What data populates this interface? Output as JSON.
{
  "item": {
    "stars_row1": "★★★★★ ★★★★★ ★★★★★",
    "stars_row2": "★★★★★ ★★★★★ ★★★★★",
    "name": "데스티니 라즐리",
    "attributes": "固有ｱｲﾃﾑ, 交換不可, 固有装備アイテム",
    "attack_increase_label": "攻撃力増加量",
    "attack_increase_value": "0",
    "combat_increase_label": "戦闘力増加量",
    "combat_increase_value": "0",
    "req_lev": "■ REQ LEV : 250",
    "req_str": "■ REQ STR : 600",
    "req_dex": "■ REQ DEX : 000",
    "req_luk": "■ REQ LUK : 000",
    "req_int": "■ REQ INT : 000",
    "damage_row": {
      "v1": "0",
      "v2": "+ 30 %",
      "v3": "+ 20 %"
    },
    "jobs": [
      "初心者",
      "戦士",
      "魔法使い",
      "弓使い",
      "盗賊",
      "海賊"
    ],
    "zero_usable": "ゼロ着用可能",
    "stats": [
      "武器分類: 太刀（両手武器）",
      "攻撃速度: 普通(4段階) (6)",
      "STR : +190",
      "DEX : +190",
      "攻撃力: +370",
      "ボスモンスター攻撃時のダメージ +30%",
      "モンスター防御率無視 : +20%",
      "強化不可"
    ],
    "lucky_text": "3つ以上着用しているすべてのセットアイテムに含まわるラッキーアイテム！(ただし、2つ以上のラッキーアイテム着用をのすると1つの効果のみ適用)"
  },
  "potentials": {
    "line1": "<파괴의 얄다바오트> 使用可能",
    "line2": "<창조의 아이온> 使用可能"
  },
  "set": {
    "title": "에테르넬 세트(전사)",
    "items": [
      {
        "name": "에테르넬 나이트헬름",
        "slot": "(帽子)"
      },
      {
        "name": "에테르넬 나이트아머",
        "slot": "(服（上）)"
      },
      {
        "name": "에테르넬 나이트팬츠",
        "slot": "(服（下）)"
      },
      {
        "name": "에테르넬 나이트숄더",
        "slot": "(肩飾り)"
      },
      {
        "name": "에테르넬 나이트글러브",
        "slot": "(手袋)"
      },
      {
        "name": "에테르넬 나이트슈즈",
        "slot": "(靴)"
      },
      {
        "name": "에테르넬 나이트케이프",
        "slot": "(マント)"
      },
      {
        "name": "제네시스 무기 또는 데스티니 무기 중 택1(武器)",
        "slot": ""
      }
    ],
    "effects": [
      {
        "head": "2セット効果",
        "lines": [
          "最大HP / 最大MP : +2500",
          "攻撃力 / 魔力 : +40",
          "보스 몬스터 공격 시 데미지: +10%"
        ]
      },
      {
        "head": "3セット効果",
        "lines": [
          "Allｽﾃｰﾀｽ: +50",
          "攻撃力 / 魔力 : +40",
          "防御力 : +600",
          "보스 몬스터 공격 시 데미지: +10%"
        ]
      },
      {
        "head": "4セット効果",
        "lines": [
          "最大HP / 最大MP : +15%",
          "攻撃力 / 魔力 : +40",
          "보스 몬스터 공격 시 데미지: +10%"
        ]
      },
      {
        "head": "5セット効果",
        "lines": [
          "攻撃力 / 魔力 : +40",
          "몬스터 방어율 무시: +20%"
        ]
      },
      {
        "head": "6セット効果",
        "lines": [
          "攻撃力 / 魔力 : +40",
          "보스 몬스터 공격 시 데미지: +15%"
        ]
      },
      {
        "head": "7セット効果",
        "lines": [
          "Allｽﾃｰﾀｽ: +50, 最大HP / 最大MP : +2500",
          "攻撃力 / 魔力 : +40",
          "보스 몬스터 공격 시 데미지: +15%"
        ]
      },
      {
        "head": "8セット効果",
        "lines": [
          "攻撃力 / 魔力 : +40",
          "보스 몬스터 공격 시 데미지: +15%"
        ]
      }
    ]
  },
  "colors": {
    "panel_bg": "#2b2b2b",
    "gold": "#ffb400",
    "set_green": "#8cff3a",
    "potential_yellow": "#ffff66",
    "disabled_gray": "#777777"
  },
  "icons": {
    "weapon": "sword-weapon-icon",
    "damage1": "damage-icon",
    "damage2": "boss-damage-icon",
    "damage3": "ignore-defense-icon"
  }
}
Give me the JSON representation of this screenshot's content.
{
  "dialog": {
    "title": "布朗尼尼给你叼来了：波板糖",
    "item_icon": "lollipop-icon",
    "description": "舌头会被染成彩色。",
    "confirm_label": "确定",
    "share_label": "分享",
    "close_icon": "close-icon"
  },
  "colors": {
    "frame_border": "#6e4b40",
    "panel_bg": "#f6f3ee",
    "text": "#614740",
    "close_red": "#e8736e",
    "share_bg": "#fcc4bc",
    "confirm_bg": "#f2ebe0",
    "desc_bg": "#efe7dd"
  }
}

▶ _WHAT YOU HAVE TO DO_: Your answer should be one number: how many lines in the material above contain the string "title".

▶ _OUTPUT FOR THIS EXERCISE_: 2